Exercise goal >> Show only lines that include "байланысты".
▼
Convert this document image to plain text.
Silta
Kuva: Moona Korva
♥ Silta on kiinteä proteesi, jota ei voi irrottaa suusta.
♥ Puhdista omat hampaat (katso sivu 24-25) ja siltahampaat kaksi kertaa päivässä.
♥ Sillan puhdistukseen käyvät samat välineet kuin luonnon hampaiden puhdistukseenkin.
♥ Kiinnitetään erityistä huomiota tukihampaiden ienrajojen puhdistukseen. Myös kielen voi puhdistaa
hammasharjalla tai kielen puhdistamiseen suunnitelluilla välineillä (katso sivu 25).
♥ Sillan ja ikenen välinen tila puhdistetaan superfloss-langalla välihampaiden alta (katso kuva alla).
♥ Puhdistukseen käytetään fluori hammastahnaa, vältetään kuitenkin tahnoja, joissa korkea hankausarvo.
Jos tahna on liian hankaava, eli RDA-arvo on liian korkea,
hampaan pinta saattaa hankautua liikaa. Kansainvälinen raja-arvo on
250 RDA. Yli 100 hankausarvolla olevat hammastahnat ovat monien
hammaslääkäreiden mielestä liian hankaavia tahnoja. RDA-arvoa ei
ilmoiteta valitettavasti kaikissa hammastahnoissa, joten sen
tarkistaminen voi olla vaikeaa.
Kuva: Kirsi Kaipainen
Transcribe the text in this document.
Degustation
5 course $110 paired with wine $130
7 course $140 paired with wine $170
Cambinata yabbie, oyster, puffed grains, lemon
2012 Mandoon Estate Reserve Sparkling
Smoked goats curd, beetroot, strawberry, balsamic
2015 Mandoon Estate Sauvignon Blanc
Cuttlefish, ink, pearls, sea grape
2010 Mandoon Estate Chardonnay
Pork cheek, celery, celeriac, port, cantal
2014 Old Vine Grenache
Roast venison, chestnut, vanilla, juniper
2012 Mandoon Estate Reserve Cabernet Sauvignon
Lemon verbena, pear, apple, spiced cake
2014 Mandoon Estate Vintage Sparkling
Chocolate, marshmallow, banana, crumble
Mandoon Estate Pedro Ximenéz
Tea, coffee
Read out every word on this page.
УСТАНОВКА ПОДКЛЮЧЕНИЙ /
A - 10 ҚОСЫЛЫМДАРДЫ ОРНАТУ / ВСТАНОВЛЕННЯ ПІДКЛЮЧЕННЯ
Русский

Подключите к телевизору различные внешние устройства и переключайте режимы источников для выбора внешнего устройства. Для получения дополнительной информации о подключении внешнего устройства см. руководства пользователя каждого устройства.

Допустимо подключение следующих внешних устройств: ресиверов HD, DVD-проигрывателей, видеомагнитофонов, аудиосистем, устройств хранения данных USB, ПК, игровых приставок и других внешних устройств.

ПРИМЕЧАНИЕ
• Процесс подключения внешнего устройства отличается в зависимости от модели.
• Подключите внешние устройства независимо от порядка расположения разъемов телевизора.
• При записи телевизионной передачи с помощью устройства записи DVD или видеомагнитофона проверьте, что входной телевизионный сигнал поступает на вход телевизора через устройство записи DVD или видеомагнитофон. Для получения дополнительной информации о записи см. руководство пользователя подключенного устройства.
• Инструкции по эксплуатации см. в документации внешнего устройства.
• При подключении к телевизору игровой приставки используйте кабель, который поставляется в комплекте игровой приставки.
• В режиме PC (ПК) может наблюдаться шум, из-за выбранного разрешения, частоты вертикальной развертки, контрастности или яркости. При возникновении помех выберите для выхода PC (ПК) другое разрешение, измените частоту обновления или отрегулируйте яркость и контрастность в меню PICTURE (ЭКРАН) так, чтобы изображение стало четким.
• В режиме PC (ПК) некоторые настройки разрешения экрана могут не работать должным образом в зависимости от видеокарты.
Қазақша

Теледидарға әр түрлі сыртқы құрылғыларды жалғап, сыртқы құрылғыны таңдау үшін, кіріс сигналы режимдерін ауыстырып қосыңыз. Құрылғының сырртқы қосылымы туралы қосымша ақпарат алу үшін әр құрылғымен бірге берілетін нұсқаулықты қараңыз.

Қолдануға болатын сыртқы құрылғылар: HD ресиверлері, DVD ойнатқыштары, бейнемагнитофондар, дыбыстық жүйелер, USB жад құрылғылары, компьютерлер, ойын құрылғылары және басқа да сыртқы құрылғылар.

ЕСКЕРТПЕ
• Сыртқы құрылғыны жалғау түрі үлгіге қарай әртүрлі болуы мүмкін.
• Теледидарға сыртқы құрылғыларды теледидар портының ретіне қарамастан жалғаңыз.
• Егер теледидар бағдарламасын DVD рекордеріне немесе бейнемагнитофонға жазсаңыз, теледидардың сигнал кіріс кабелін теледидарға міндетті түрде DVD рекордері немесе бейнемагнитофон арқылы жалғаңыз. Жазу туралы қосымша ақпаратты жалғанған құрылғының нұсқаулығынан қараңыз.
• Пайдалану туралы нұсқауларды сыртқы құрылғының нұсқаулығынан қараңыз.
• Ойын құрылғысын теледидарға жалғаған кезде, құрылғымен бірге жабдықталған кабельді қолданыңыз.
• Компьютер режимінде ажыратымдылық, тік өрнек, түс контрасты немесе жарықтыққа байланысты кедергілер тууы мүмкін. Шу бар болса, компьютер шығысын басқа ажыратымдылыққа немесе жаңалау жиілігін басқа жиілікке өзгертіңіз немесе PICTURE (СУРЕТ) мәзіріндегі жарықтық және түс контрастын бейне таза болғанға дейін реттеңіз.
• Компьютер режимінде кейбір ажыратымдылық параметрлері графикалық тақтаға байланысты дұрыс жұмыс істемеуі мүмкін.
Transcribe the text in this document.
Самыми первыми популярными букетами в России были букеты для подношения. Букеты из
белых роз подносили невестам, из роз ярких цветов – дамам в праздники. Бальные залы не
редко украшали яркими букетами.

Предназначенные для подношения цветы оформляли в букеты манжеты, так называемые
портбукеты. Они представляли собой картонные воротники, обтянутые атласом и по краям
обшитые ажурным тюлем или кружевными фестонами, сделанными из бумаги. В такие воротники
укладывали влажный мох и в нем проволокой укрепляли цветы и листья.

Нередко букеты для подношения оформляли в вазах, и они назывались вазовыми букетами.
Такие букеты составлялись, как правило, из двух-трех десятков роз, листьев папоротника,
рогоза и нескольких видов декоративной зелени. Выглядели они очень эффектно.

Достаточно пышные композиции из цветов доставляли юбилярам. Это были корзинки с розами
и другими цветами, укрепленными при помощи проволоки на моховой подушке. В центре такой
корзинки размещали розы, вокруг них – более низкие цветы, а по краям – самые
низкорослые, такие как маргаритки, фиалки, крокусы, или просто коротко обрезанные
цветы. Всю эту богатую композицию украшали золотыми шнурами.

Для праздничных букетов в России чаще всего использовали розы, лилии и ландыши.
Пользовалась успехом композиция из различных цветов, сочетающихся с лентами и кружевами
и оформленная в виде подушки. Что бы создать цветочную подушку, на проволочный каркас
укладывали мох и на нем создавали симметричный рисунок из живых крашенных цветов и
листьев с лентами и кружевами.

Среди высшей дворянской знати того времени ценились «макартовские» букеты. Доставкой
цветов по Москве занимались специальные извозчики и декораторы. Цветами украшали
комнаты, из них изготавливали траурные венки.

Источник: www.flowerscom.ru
▲
Task solution >>
• Компьютер режимінде ажыратымдылық, тік өрнек, түс контрасты немесе жарықтыққа байланысты кедергілер тууы мүмкін. Шу бар болса, компьютер шығысын басқа ажыратымдылыққа немесе жаңалау жиілігін басқа жиілікке өзгертіңіз немесе PICTURE (СУРЕТ) мәзіріндегі жарықтық және түс контрастын бейне таза болғанға дейін реттеңіз.
• Компьютер режимінде кейбір ажыратымдылық параметрлері графикалық тақтаға байланысты дұрыс жұмыс істемеуі мүмкін.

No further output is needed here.